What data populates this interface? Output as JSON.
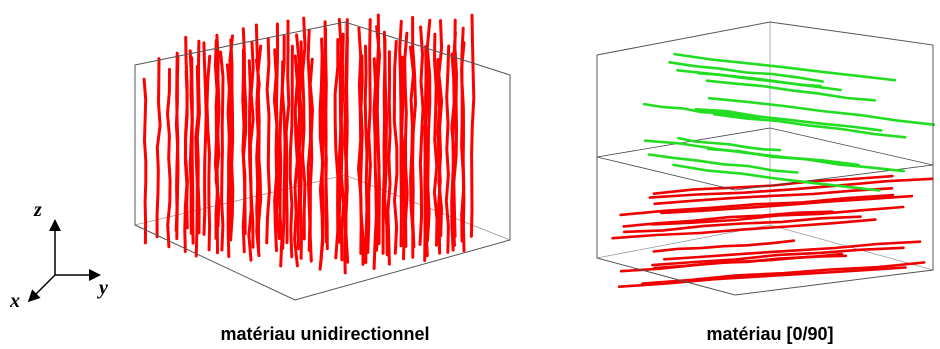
{
  "axes": {
    "z": "z",
    "y": "y",
    "x": "x"
  },
  "panels": [
    {
      "caption": "matériau unidirectionnel"
    },
    {
      "caption": "matériau [0/90]"
    }
  ]
}
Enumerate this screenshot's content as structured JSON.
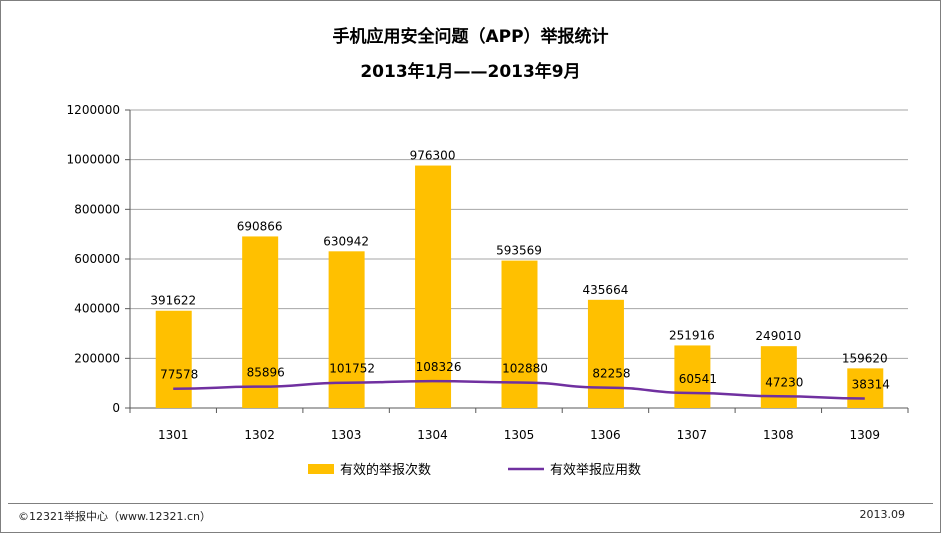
{
  "header": {
    "title_line1": "手机应用安全问题（APP）举报统计",
    "title_line2": "2013年1月——2013年9月"
  },
  "footer": {
    "source": "©12321举报中心（www.12321.cn）",
    "date": "2013.09"
  },
  "colors": {
    "bar": "#FFC000",
    "line": "#7030A0",
    "grid": "#a6a6a6",
    "axis": "#595959",
    "text": "#000000"
  },
  "chart_data": {
    "type": "bar",
    "categories": [
      "1301",
      "1302",
      "1303",
      "1304",
      "1305",
      "1306",
      "1307",
      "1308",
      "1309"
    ],
    "series": [
      {
        "name": "有效的举报次数",
        "kind": "bar",
        "values": [
          391622,
          690866,
          630942,
          976300,
          593569,
          435664,
          251916,
          249010,
          159620
        ]
      },
      {
        "name": "有效举报应用数",
        "kind": "line",
        "values": [
          77578,
          85896,
          101752,
          108326,
          102880,
          82258,
          60541,
          47230,
          38314
        ]
      }
    ],
    "yticks": [
      "0",
      "200000",
      "400000",
      "600000",
      "800000",
      "1000000",
      "1200000"
    ],
    "ylim": [
      0,
      1200000
    ],
    "grid": true,
    "legend_position": "bottom"
  }
}
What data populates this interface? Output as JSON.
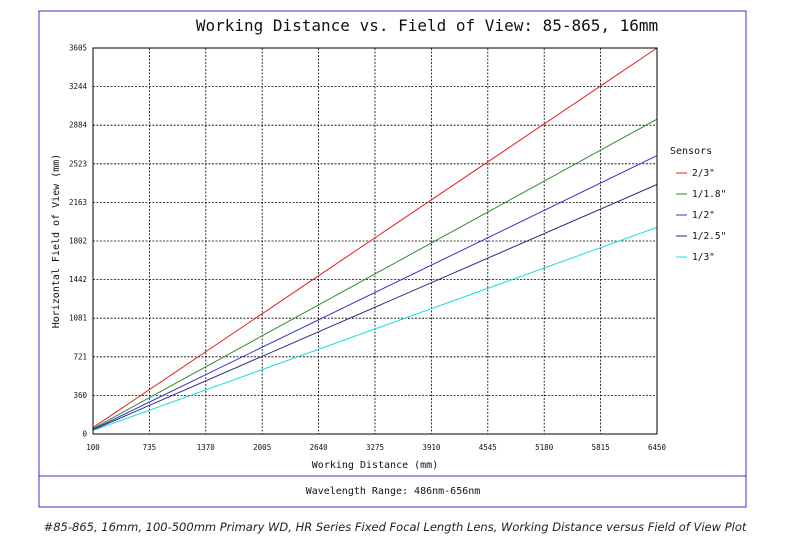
{
  "chart_data": {
    "type": "line",
    "title": "Working Distance vs. Field of View: 85-865, 16mm",
    "xlabel": "Working Distance (mm)",
    "ylabel": "Horizontal Field of View (mm)",
    "x_ticks": [
      "100",
      "735",
      "1370",
      "2005",
      "2640",
      "3275",
      "3910",
      "4545",
      "5180",
      "5815",
      "6450"
    ],
    "y_ticks": [
      "0",
      "360",
      "721",
      "1081",
      "1442",
      "1802",
      "2163",
      "2523",
      "2884",
      "3244",
      "3605"
    ],
    "xlim": [
      100,
      6450
    ],
    "ylim": [
      0,
      3605
    ],
    "grid": true,
    "legend_title": "Sensors",
    "legend_position": "right",
    "series": [
      {
        "name": "2/3\"",
        "color": "#e02020",
        "x": [
          100,
          6450
        ],
        "y": [
          60,
          3605
        ]
      },
      {
        "name": "1/1.8\"",
        "color": "#2e8b2e",
        "x": [
          100,
          6450
        ],
        "y": [
          50,
          2940
        ]
      },
      {
        "name": "1/2\"",
        "color": "#3333cc",
        "x": [
          100,
          6450
        ],
        "y": [
          43,
          2600
        ]
      },
      {
        "name": "1/2.5\"",
        "color": "#2a2a88",
        "x": [
          100,
          6450
        ],
        "y": [
          38,
          2330
        ]
      },
      {
        "name": "1/3\"",
        "color": "#22dddd",
        "x": [
          100,
          6450
        ],
        "y": [
          32,
          1930
        ]
      }
    ]
  },
  "footer": {
    "wavelength": "Wavelength Range: 486nm-656nm"
  },
  "caption": "#85-865, 16mm, 100-500mm Primary WD, HR Series Fixed Focal Length Lens, Working Distance versus Field of View Plot",
  "colors": {
    "frame_border": "#3333cc",
    "grid": "#000000"
  }
}
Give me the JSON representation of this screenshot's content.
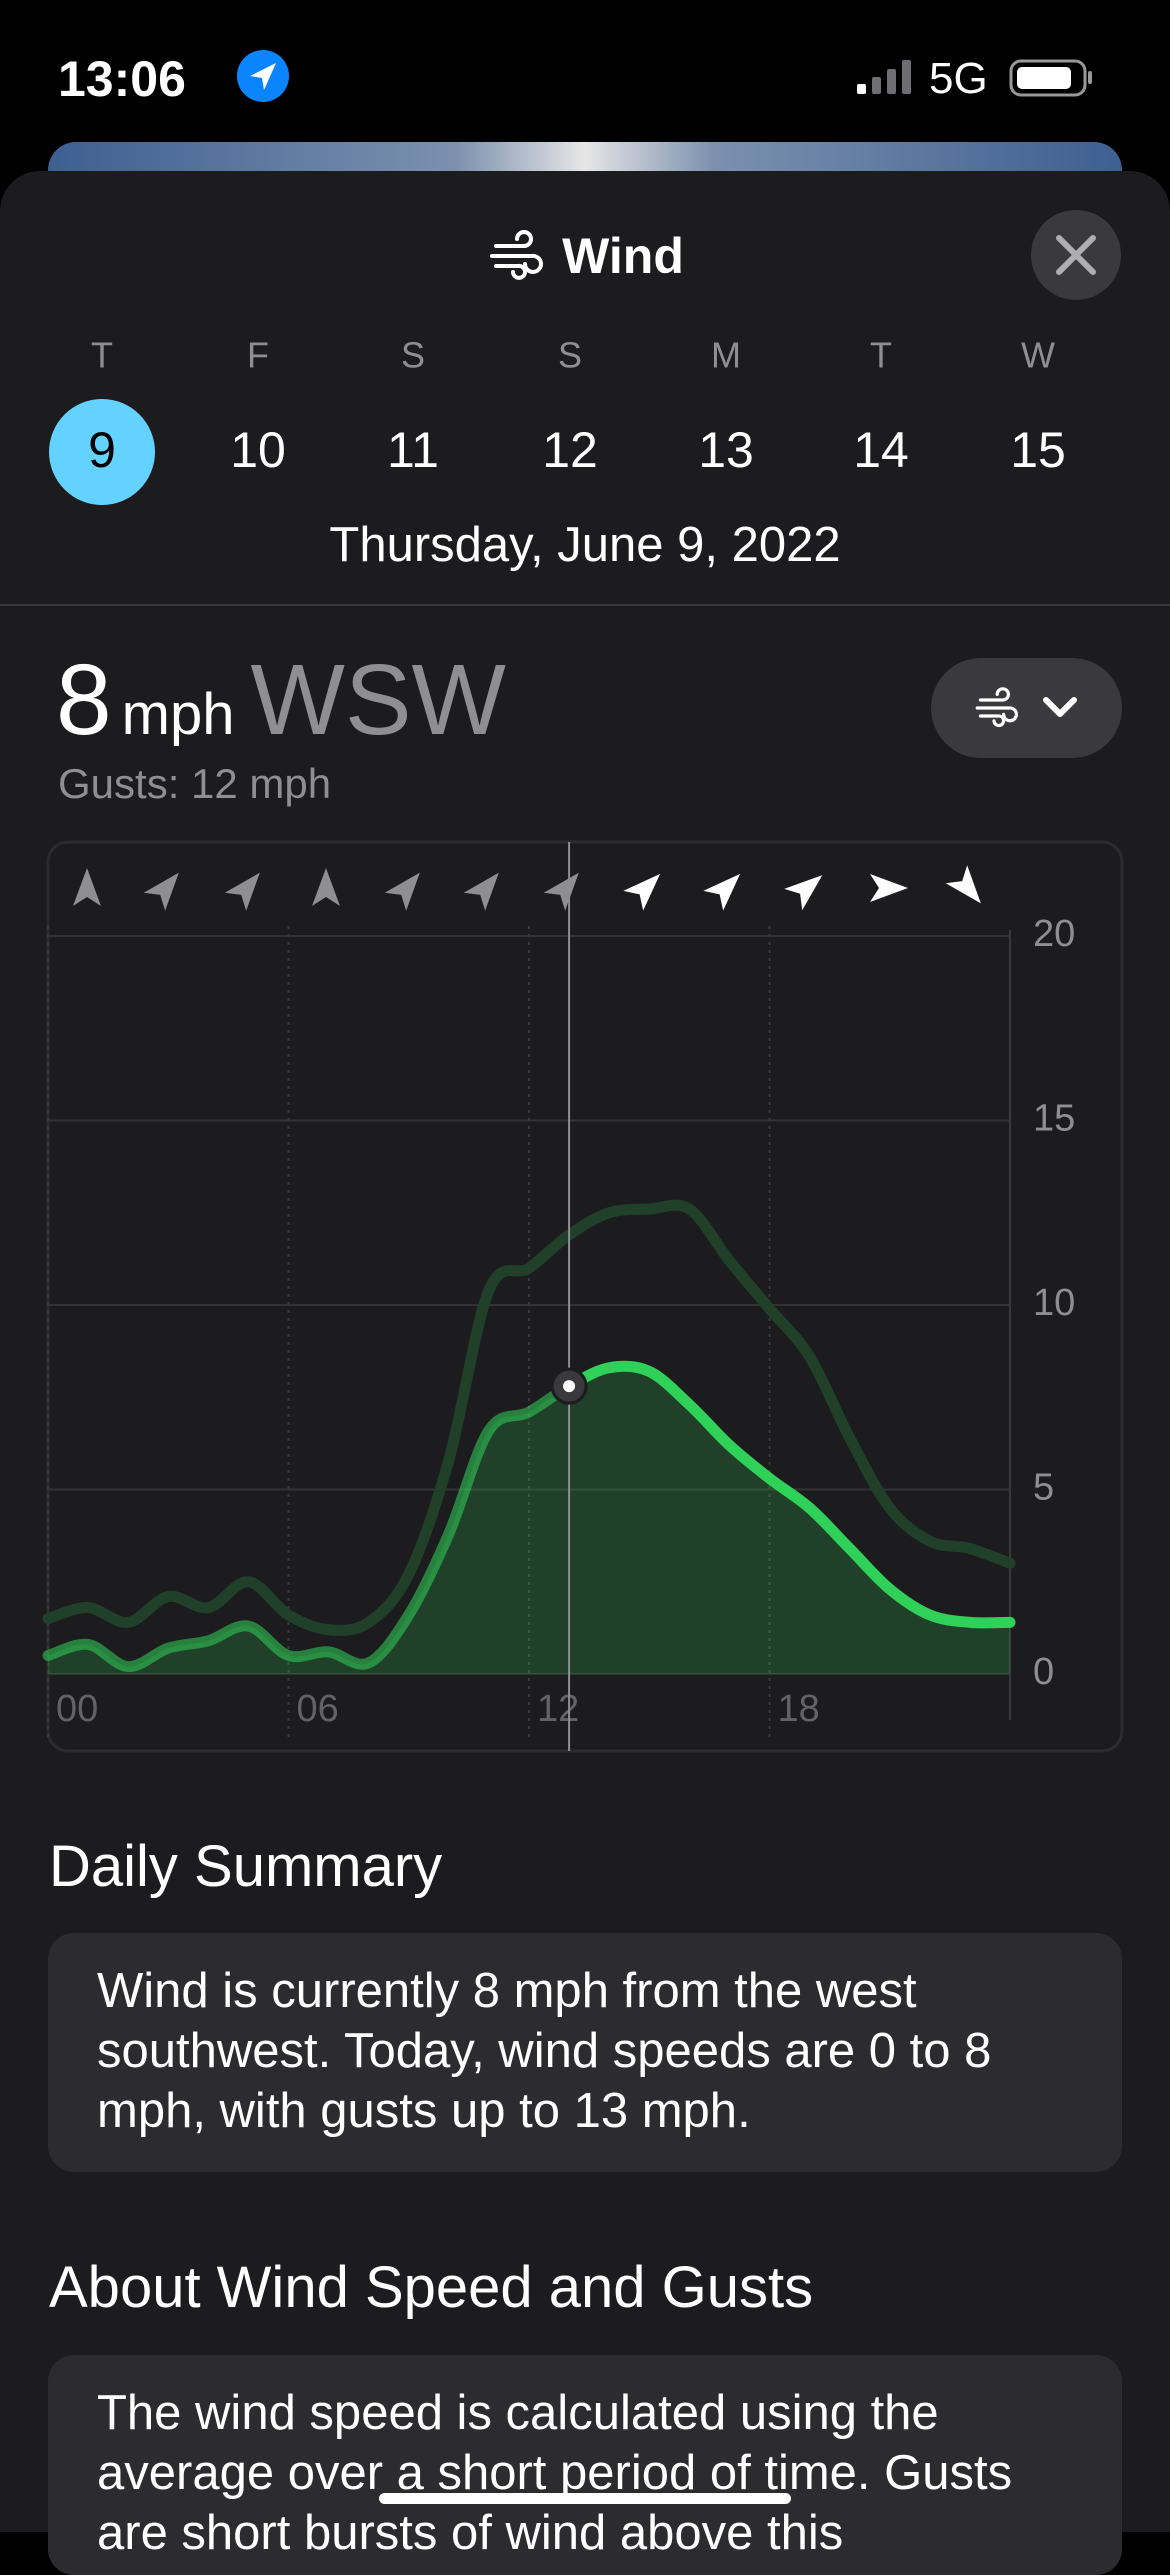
{
  "status_bar": {
    "time": "13:06",
    "network": "5G"
  },
  "header": {
    "title": "Wind"
  },
  "days": [
    {
      "weekday": "T",
      "day": 9
    },
    {
      "weekday": "F",
      "day": 10
    },
    {
      "weekday": "S",
      "day": 11
    },
    {
      "weekday": "S",
      "day": 12
    },
    {
      "weekday": "M",
      "day": 13
    },
    {
      "weekday": "T",
      "day": 14
    },
    {
      "weekday": "W",
      "day": 15
    }
  ],
  "selected_date": "Thursday, June 9, 2022",
  "current": {
    "speed": 8,
    "unit": "mph",
    "direction": "WSW",
    "gusts": "Gusts: 12 mph"
  },
  "chart_data": {
    "type": "line",
    "x": [
      0,
      1,
      2,
      3,
      4,
      5,
      6,
      7,
      8,
      9,
      10,
      11,
      12,
      13,
      14,
      15,
      16,
      17,
      18,
      19,
      20,
      21,
      22,
      23,
      24
    ],
    "series": [
      {
        "color": "#30d158",
        "values": [
          0.5,
          0.8,
          0.2,
          0.7,
          0.9,
          1.3,
          0.5,
          0.6,
          0.3,
          1.6,
          3.8,
          6.6,
          7.1,
          7.8,
          8.3,
          8.2,
          7.3,
          6.2,
          5.3,
          4.5,
          3.4,
          2.3,
          1.6,
          1.4,
          1.4
        ]
      },
      {
        "color": "#21402a",
        "values": [
          1.5,
          1.8,
          1.4,
          2.1,
          1.8,
          2.5,
          1.6,
          1.2,
          1.4,
          2.7,
          5.8,
          10.4,
          11.0,
          11.9,
          12.5,
          12.6,
          12.6,
          11.2,
          9.9,
          8.6,
          6.4,
          4.5,
          3.6,
          3.4,
          3.0
        ]
      }
    ],
    "xlim": [
      0,
      24
    ],
    "ylim": [
      0,
      20
    ],
    "xticks": [
      {
        "value": 0,
        "label": "00"
      },
      {
        "value": 6,
        "label": "06"
      },
      {
        "value": 12,
        "label": "12"
      },
      {
        "value": 18,
        "label": "18"
      }
    ],
    "yticks": [
      0,
      5,
      10,
      15,
      20
    ],
    "grid": true
  },
  "daily_summary": {
    "title": "Daily Summary",
    "text": "Wind is currently 8 mph from the west southwest. Today, wind speeds are 0 to 8 mph, with gusts up to 13 mph."
  },
  "about": {
    "title": "About Wind Speed and Gusts",
    "text": "The wind speed is calculated using the average over a short period of time. Gusts are short bursts of wind above this"
  }
}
= = = = =
(Task description): Without the pictures, extract every entry verbatim.

(Task response):
What data populates this interface? Output as JSON.
{
  "axes": {
    "z": "z",
    "y": "y",
    "x": "x"
  },
  "panels": [
    {
      "caption": "matériau unidirectionnel"
    },
    {
      "caption": "matériau [0/90]"
    }
  ]
}
Enumerate this screenshot's content as structured JSON.
{
  "header": {
    "title_line1": "手机应用安全问题（APP）举报统计",
    "title_line2": "2013年1月——2013年9月"
  },
  "footer": {
    "source": "©12321举报中心（www.12321.cn）",
    "date": "2013.09"
  },
  "colors": {
    "bar": "#FFC000",
    "line": "#7030A0",
    "grid": "#a6a6a6",
    "axis": "#595959",
    "text": "#000000"
  },
  "chart_data": {
    "type": "bar",
    "categories": [
      "1301",
      "1302",
      "1303",
      "1304",
      "1305",
      "1306",
      "1307",
      "1308",
      "1309"
    ],
    "series": [
      {
        "name": "有效的举报次数",
        "kind": "bar",
        "values": [
          391622,
          690866,
          630942,
          976300,
          593569,
          435664,
          251916,
          249010,
          159620
        ]
      },
      {
        "name": "有效举报应用数",
        "kind": "line",
        "values": [
          77578,
          85896,
          101752,
          108326,
          102880,
          82258,
          60541,
          47230,
          38314
        ]
      }
    ],
    "yticks": [
      "0",
      "200000",
      "400000",
      "600000",
      "800000",
      "1000000",
      "1200000"
    ],
    "ylim": [
      0,
      1200000
    ],
    "grid": true,
    "legend_position": "bottom"
  }
}
What data populates this interface? Output as JSON.
{
  "chart_data": {
    "type": "line",
    "title": "Working Distance vs. Field of View: 85-865, 16mm",
    "xlabel": "Working Distance (mm)",
    "ylabel": "Horizontal Field of View (mm)",
    "x_ticks": [
      "100",
      "735",
      "1370",
      "2005",
      "2640",
      "3275",
      "3910",
      "4545",
      "5180",
      "5815",
      "6450"
    ],
    "y_ticks": [
      "0",
      "360",
      "721",
      "1081",
      "1442",
      "1802",
      "2163",
      "2523",
      "2884",
      "3244",
      "3605"
    ],
    "xlim": [
      100,
      6450
    ],
    "ylim": [
      0,
      3605
    ],
    "grid": true,
    "legend_title": "Sensors",
    "legend_position": "right",
    "series": [
      {
        "name": "2/3\"",
        "color": "#e02020",
        "x": [
          100,
          6450
        ],
        "y": [
          60,
          3605
        ]
      },
      {
        "name": "1/1.8\"",
        "color": "#2e8b2e",
        "x": [
          100,
          6450
        ],
        "y": [
          50,
          2940
        ]
      },
      {
        "name": "1/2\"",
        "color": "#3333cc",
        "x": [
          100,
          6450
        ],
        "y": [
          43,
          2600
        ]
      },
      {
        "name": "1/2.5\"",
        "color": "#2a2a88",
        "x": [
          100,
          6450
        ],
        "y": [
          38,
          2330
        ]
      },
      {
        "name": "1/3\"",
        "color": "#22dddd",
        "x": [
          100,
          6450
        ],
        "y": [
          32,
          1930
        ]
      }
    ]
  },
  "footer": {
    "wavelength": "Wavelength Range: 486nm-656nm"
  },
  "caption": "#85-865, 16mm, 100-500mm Primary WD, HR Series Fixed Focal Length Lens, Working Distance versus Field of View Plot",
  "colors": {
    "frame_border": "#3333cc",
    "grid": "#000000"
  }
}
Give me the JSON representation of this screenshot's content.
{
  "status_bar": {
    "time": "13:06",
    "network": "5G"
  },
  "header": {
    "title": "Wind"
  },
  "days": [
    {
      "weekday": "T",
      "day": 9
    },
    {
      "weekday": "F",
      "day": 10
    },
    {
      "weekday": "S",
      "day": 11
    },
    {
      "weekday": "S",
      "day": 12
    },
    {
      "weekday": "M",
      "day": 13
    },
    {
      "weekday": "T",
      "day": 14
    },
    {
      "weekday": "W",
      "day": 15
    }
  ],
  "selected_date": "Thursday, June 9, 2022",
  "current": {
    "speed": 8,
    "unit": "mph",
    "direction": "WSW",
    "gusts": "Gusts: 12 mph"
  },
  "chart_data": {
    "type": "line",
    "x": [
      0,
      1,
      2,
      3,
      4,
      5,
      6,
      7,
      8,
      9,
      10,
      11,
      12,
      13,
      14,
      15,
      16,
      17,
      18,
      19,
      20,
      21,
      22,
      23,
      24
    ],
    "series": [
      {
        "color": "#30d158",
        "values": [
          0.5,
          0.8,
          0.2,
          0.7,
          0.9,
          1.3,
          0.5,
          0.6,
          0.3,
          1.6,
          3.8,
          6.6,
          7.1,
          7.8,
          8.3,
          8.2,
          7.3,
          6.2,
          5.3,
          4.5,
          3.4,
          2.3,
          1.6,
          1.4,
          1.4
        ]
      },
      {
        "color": "#21402a",
        "values": [
          1.5,
          1.8,
          1.4,
          2.1,
          1.8,
          2.5,
          1.6,
          1.2,
          1.4,
          2.7,
          5.8,
          10.4,
          11.0,
          11.9,
          12.5,
          12.6,
          12.6,
          11.2,
          9.9,
          8.6,
          6.4,
          4.5,
          3.6,
          3.4,
          3.0
        ]
      }
    ],
    "xlim": [
      0,
      24
    ],
    "ylim": [
      0,
      20
    ],
    "xticks": [
      {
        "value": 0,
        "label": "00"
      },
      {
        "value": 6,
        "label": "06"
      },
      {
        "value": 12,
        "label": "12"
      },
      {
        "value": 18,
        "label": "18"
      }
    ],
    "yticks": [
      0,
      5,
      10,
      15,
      20
    ],
    "grid": true
  },
  "daily_summary": {
    "title": "Daily Summary",
    "text": "Wind is currently 8 mph from the west southwest. Today, wind speeds are 0 to 8 mph, with gusts up to 13 mph."
  },
  "about": {
    "title": "About Wind Speed and Gusts",
    "text": "The wind speed is calculated using the average over a short period of time. Gusts are short bursts of wind above this"
  }
}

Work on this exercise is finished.